Recorded information —
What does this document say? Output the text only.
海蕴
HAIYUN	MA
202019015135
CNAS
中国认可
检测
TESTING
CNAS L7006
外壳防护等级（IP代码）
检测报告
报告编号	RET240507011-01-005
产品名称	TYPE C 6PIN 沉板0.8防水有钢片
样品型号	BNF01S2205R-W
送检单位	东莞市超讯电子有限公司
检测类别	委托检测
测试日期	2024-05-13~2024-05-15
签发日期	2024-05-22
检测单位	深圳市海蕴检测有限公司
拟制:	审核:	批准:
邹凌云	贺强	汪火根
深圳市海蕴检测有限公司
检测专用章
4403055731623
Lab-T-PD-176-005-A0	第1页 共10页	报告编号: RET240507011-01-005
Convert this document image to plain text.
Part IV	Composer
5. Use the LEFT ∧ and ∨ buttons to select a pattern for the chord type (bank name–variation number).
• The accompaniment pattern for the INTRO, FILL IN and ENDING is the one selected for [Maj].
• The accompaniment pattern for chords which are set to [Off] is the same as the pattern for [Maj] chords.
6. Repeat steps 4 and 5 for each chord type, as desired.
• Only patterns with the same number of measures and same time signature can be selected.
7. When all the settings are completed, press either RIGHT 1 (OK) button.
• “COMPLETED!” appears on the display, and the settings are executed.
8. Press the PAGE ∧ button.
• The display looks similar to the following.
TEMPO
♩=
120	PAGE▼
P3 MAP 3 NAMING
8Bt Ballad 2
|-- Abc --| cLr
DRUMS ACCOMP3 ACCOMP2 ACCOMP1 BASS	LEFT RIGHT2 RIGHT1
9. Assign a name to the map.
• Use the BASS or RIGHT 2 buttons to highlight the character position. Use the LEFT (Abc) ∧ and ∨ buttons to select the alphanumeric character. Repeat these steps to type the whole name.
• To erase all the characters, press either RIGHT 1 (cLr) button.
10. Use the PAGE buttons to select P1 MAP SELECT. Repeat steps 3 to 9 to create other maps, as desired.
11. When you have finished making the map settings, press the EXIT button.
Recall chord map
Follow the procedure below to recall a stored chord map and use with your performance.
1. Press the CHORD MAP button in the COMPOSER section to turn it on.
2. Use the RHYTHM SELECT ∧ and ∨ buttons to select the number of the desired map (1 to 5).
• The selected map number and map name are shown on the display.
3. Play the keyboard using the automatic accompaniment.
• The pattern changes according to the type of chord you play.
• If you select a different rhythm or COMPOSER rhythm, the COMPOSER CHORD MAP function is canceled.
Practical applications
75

Work to do — Copy each line that contains the word "either".

Expected output —
7. When all the settings are completed, press either RIGHT 1 (OK) button.
• To erase all the characters, press either RIGHT 1 (cLr) button.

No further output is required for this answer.